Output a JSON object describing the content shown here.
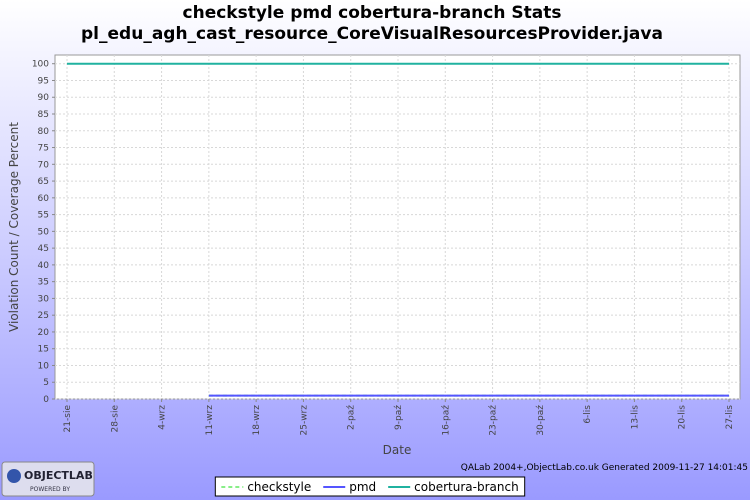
{
  "chart_data": {
    "type": "line",
    "title": "checkstyle pmd cobertura-branch  Stats",
    "subtitle": "pl_edu_agh_cast_resource_CoreVisualResourcesProvider.java",
    "x_label": "Date",
    "y_label": "Violation Count / Coverage Percent",
    "categories": [
      "21-sie",
      "28-sie",
      "4-wrz",
      "11-wrz",
      "18-wrz",
      "25-wrz",
      "2-paź",
      "9-paź",
      "16-paź",
      "23-paź",
      "30-paź",
      "6-lis",
      "13-lis",
      "20-lis",
      "27-lis"
    ],
    "series": [
      {
        "name": "checkstyle",
        "color": "#88ee88",
        "dashed": true,
        "values": [
          null,
          null,
          null,
          1,
          1,
          1,
          1,
          1,
          1,
          1,
          1,
          1,
          1,
          1,
          1
        ]
      },
      {
        "name": "pmd",
        "color": "#5555ff",
        "dashed": false,
        "values": [
          null,
          null,
          null,
          1,
          1,
          1,
          1,
          1,
          1,
          1,
          1,
          1,
          1,
          1,
          1
        ]
      },
      {
        "name": "cobertura-branch",
        "color": "#20b2a0",
        "dashed": false,
        "values": [
          100,
          100,
          100,
          100,
          100,
          100,
          100,
          100,
          100,
          100,
          100,
          100,
          100,
          100,
          100
        ]
      }
    ],
    "ylim": [
      0,
      102.6
    ],
    "yticks": [
      0,
      5,
      10,
      15,
      20,
      25,
      30,
      35,
      40,
      45,
      50,
      55,
      60,
      65,
      70,
      75,
      80,
      85,
      90,
      95,
      100
    ],
    "grid": true,
    "legend": "bottom",
    "footer": "QALab 2004+,ObjectLab.co.uk Generated 2009-11-27 14:01:45",
    "logo": {
      "name": "OBJECTLAB",
      "tagline": "POWERED BY"
    }
  }
}
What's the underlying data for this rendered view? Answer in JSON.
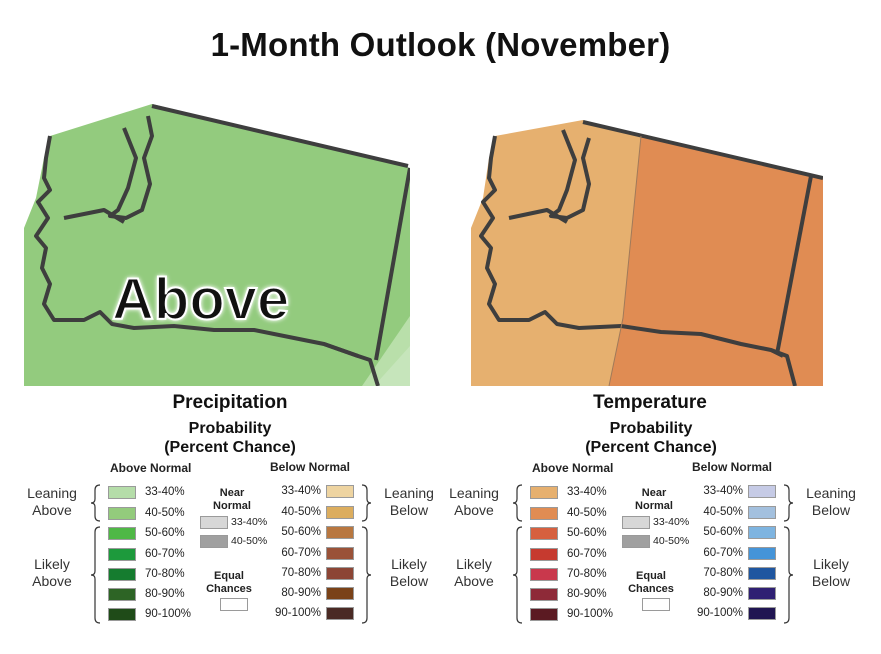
{
  "title": "1-Month Outlook (November)",
  "colors": {
    "precip_base": "#93cb7e",
    "precip_light": "#b9dfaa",
    "temp_leaning": "#e6b06f",
    "temp_likely": "#e08c53",
    "state_border": "#3e3e3e"
  },
  "precipitation": {
    "section_title": "Precipitation",
    "map_label": "Above",
    "prob_title_1": "Probability",
    "prob_title_2": "(Percent Chance)",
    "above_head": "Above Normal",
    "below_head": "Below Normal",
    "above": [
      {
        "range": "33-40%",
        "color": "#b5dda9"
      },
      {
        "range": "40-50%",
        "color": "#93cb7c"
      },
      {
        "range": "50-60%",
        "color": "#4fb846"
      },
      {
        "range": "60-70%",
        "color": "#1d9a3c"
      },
      {
        "range": "70-80%",
        "color": "#157c2f"
      },
      {
        "range": "80-90%",
        "color": "#2d6425"
      },
      {
        "range": "90-100%",
        "color": "#1f4b18"
      }
    ],
    "below": [
      {
        "range": "33-40%",
        "color": "#eed4a1"
      },
      {
        "range": "40-50%",
        "color": "#dcad5e"
      },
      {
        "range": "50-60%",
        "color": "#b87740"
      },
      {
        "range": "60-70%",
        "color": "#9a5238"
      },
      {
        "range": "70-80%",
        "color": "#8c4535"
      },
      {
        "range": "80-90%",
        "color": "#7a4218"
      },
      {
        "range": "90-100%",
        "color": "#4a2a24"
      }
    ],
    "near_normal_1": "Near",
    "near_normal_2": "Normal",
    "near": [
      {
        "range": "33-40%",
        "color": "#d7d7d7"
      },
      {
        "range": "40-50%",
        "color": "#a0a0a0"
      }
    ],
    "equal_1": "Equal",
    "equal_2": "Chances",
    "equal_color": "#ffffff",
    "leaning_above_1": "Leaning",
    "leaning_above_2": "Above",
    "likely_above_1": "Likely",
    "likely_above_2": "Above",
    "leaning_below_1": "Leaning",
    "leaning_below_2": "Below",
    "likely_below_1": "Likely",
    "likely_below_2": "Below"
  },
  "temperature": {
    "section_title": "Temperature",
    "prob_title_1": "Probability",
    "prob_title_2": "(Percent Chance)",
    "above_head": "Above Normal",
    "below_head": "Below Normal",
    "above": [
      {
        "range": "33-40%",
        "color": "#e6b06f"
      },
      {
        "range": "40-50%",
        "color": "#e08c53"
      },
      {
        "range": "50-60%",
        "color": "#d6603f"
      },
      {
        "range": "60-70%",
        "color": "#c63a2f"
      },
      {
        "range": "70-80%",
        "color": "#c9384c"
      },
      {
        "range": "80-90%",
        "color": "#8e2a38"
      },
      {
        "range": "90-100%",
        "color": "#5b1a22"
      }
    ],
    "below": [
      {
        "range": "33-40%",
        "color": "#c6cbe6"
      },
      {
        "range": "40-50%",
        "color": "#a3c0de"
      },
      {
        "range": "50-60%",
        "color": "#7eb4e0"
      },
      {
        "range": "60-70%",
        "color": "#4594d8"
      },
      {
        "range": "70-80%",
        "color": "#1f56a0"
      },
      {
        "range": "80-90%",
        "color": "#2f2073"
      },
      {
        "range": "90-100%",
        "color": "#201552"
      }
    ],
    "near_normal_1": "Near",
    "near_normal_2": "Normal",
    "near": [
      {
        "range": "33-40%",
        "color": "#d7d7d7"
      },
      {
        "range": "40-50%",
        "color": "#a0a0a0"
      }
    ],
    "equal_1": "Equal",
    "equal_2": "Chances",
    "equal_color": "#ffffff",
    "leaning_above_1": "Leaning",
    "leaning_above_2": "Above",
    "likely_above_1": "Likely",
    "likely_above_2": "Above",
    "leaning_below_1": "Leaning",
    "leaning_below_2": "Below",
    "likely_below_1": "Likely",
    "likely_below_2": "Below"
  }
}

Written instruction:
Repeat all of the entries word for word, but omit the pictures.

Response to this exercise:
Output a JSON object describing the content shown here.
{
  "chart_data": {
    "type": "line",
    "title": "checkstyle pmd cobertura-branch  Stats",
    "subtitle": "pl_edu_agh_cast_resource_CoreVisualResourcesProvider.java",
    "x_label": "Date",
    "y_label": "Violation Count / Coverage Percent",
    "categories": [
      "21-sie",
      "28-sie",
      "4-wrz",
      "11-wrz",
      "18-wrz",
      "25-wrz",
      "2-paź",
      "9-paź",
      "16-paź",
      "23-paź",
      "30-paź",
      "6-lis",
      "13-lis",
      "20-lis",
      "27-lis"
    ],
    "series": [
      {
        "name": "checkstyle",
        "color": "#88ee88",
        "dashed": true,
        "values": [
          null,
          null,
          null,
          1,
          1,
          1,
          1,
          1,
          1,
          1,
          1,
          1,
          1,
          1,
          1
        ]
      },
      {
        "name": "pmd",
        "color": "#5555ff",
        "dashed": false,
        "values": [
          null,
          null,
          null,
          1,
          1,
          1,
          1,
          1,
          1,
          1,
          1,
          1,
          1,
          1,
          1
        ]
      },
      {
        "name": "cobertura-branch",
        "color": "#20b2a0",
        "dashed": false,
        "values": [
          100,
          100,
          100,
          100,
          100,
          100,
          100,
          100,
          100,
          100,
          100,
          100,
          100,
          100,
          100
        ]
      }
    ],
    "ylim": [
      0,
      102.6
    ],
    "yticks": [
      0,
      5,
      10,
      15,
      20,
      25,
      30,
      35,
      40,
      45,
      50,
      55,
      60,
      65,
      70,
      75,
      80,
      85,
      90,
      95,
      100
    ],
    "grid": true,
    "legend": "bottom",
    "footer": "QALab 2004+,ObjectLab.co.uk Generated 2009-11-27 14:01:45",
    "logo": {
      "name": "OBJECTLAB",
      "tagline": "POWERED BY"
    }
  }
}
What's the underlying data for this rendered view? Answer in JSON.
{
  "title": "1-Month Outlook (November)",
  "colors": {
    "precip_base": "#93cb7e",
    "precip_light": "#b9dfaa",
    "temp_leaning": "#e6b06f",
    "temp_likely": "#e08c53",
    "state_border": "#3e3e3e"
  },
  "precipitation": {
    "section_title": "Precipitation",
    "map_label": "Above",
    "prob_title_1": "Probability",
    "prob_title_2": "(Percent Chance)",
    "above_head": "Above Normal",
    "below_head": "Below Normal",
    "above": [
      {
        "range": "33-40%",
        "color": "#b5dda9"
      },
      {
        "range": "40-50%",
        "color": "#93cb7c"
      },
      {
        "range": "50-60%",
        "color": "#4fb846"
      },
      {
        "range": "60-70%",
        "color": "#1d9a3c"
      },
      {
        "range": "70-80%",
        "color": "#157c2f"
      },
      {
        "range": "80-90%",
        "color": "#2d6425"
      },
      {
        "range": "90-100%",
        "color": "#1f4b18"
      }
    ],
    "below": [
      {
        "range": "33-40%",
        "color": "#eed4a1"
      },
      {
        "range": "40-50%",
        "color": "#dcad5e"
      },
      {
        "range": "50-60%",
        "color": "#b87740"
      },
      {
        "range": "60-70%",
        "color": "#9a5238"
      },
      {
        "range": "70-80%",
        "color": "#8c4535"
      },
      {
        "range": "80-90%",
        "color": "#7a4218"
      },
      {
        "range": "90-100%",
        "color": "#4a2a24"
      }
    ],
    "near_normal_1": "Near",
    "near_normal_2": "Normal",
    "near": [
      {
        "range": "33-40%",
        "color": "#d7d7d7"
      },
      {
        "range": "40-50%",
        "color": "#a0a0a0"
      }
    ],
    "equal_1": "Equal",
    "equal_2": "Chances",
    "equal_color": "#ffffff",
    "leaning_above_1": "Leaning",
    "leaning_above_2": "Above",
    "likely_above_1": "Likely",
    "likely_above_2": "Above",
    "leaning_below_1": "Leaning",
    "leaning_below_2": "Below",
    "likely_below_1": "Likely",
    "likely_below_2": "Below"
  },
  "temperature": {
    "section_title": "Temperature",
    "prob_title_1": "Probability",
    "prob_title_2": "(Percent Chance)",
    "above_head": "Above Normal",
    "below_head": "Below Normal",
    "above": [
      {
        "range": "33-40%",
        "color": "#e6b06f"
      },
      {
        "range": "40-50%",
        "color": "#e08c53"
      },
      {
        "range": "50-60%",
        "color": "#d6603f"
      },
      {
        "range": "60-70%",
        "color": "#c63a2f"
      },
      {
        "range": "70-80%",
        "color": "#c9384c"
      },
      {
        "range": "80-90%",
        "color": "#8e2a38"
      },
      {
        "range": "90-100%",
        "color": "#5b1a22"
      }
    ],
    "below": [
      {
        "range": "33-40%",
        "color": "#c6cbe6"
      },
      {
        "range": "40-50%",
        "color": "#a3c0de"
      },
      {
        "range": "50-60%",
        "color": "#7eb4e0"
      },
      {
        "range": "60-70%",
        "color": "#4594d8"
      },
      {
        "range": "70-80%",
        "color": "#1f56a0"
      },
      {
        "range": "80-90%",
        "color": "#2f2073"
      },
      {
        "range": "90-100%",
        "color": "#201552"
      }
    ],
    "near_normal_1": "Near",
    "near_normal_2": "Normal",
    "near": [
      {
        "range": "33-40%",
        "color": "#d7d7d7"
      },
      {
        "range": "40-50%",
        "color": "#a0a0a0"
      }
    ],
    "equal_1": "Equal",
    "equal_2": "Chances",
    "equal_color": "#ffffff",
    "leaning_above_1": "Leaning",
    "leaning_above_2": "Above",
    "likely_above_1": "Likely",
    "likely_above_2": "Above",
    "leaning_below_1": "Leaning",
    "leaning_below_2": "Below",
    "likely_below_1": "Likely",
    "likely_below_2": "Below"
  }
}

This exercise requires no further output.